-- Problem --
The entries are to be returned exactly, with images left out.

-- Data supplied --
---*---

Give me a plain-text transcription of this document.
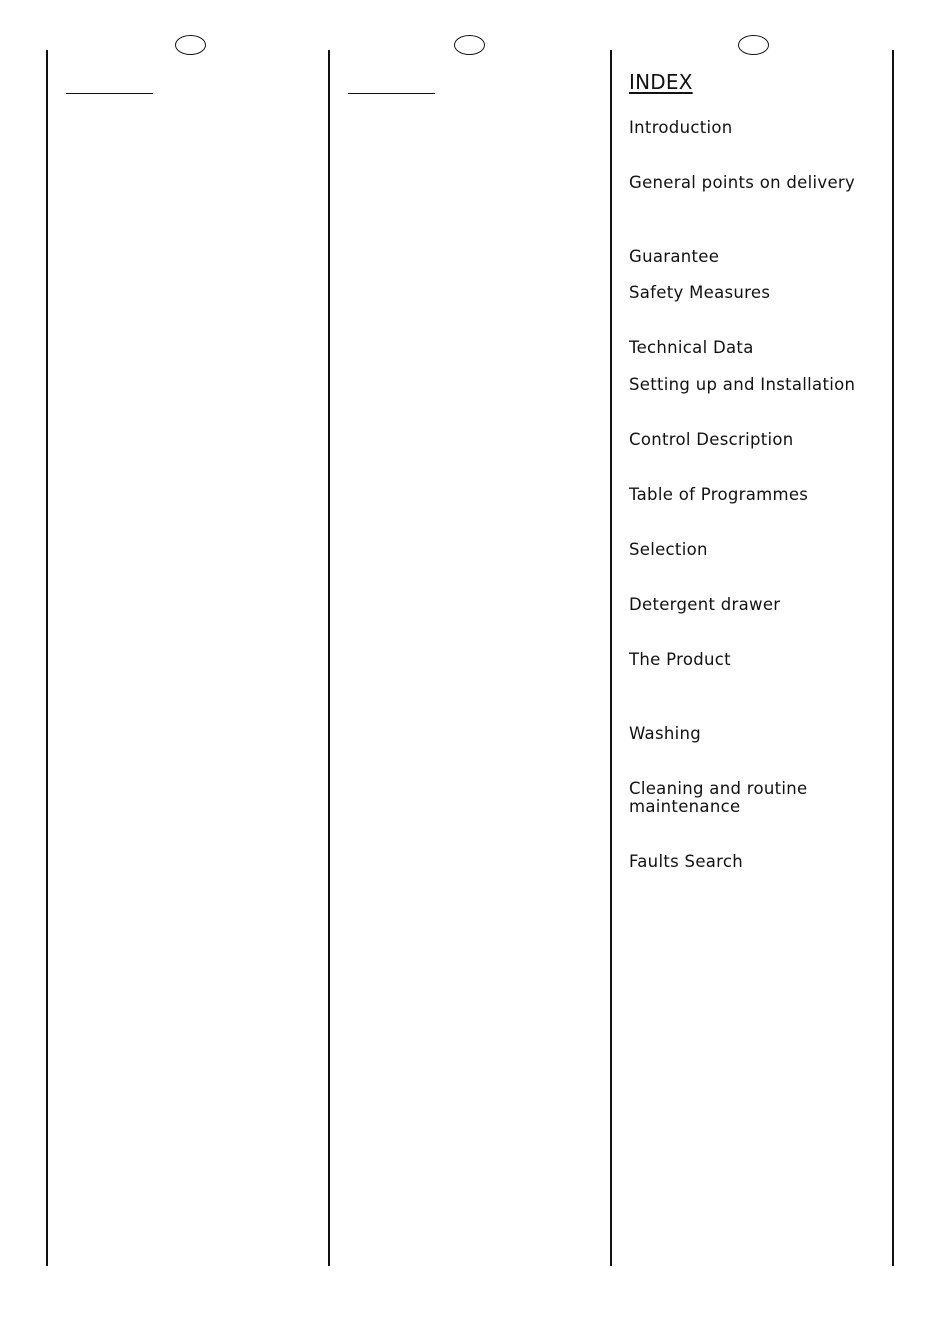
INDEX

Introduction

General points on delivery

Guarantee

Safety Measures

Technical Data

Setting up and Installation

Control Description

Table of Programmes

Selection

Detergent drawer

The Product

Washing

Cleaning and routine maintenance

Faults Search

---*---

-- Result for this exercise --
Give me a plain-text transcription of this document.
INDEX

Introduction

General points on delivery

Guarantee

Safety Measures

Technical Data

Setting up and Installation

Control Description

Table of Programmes

Selection

Detergent drawer

The Product

Washing

Cleaning and routine maintenance

Faults Search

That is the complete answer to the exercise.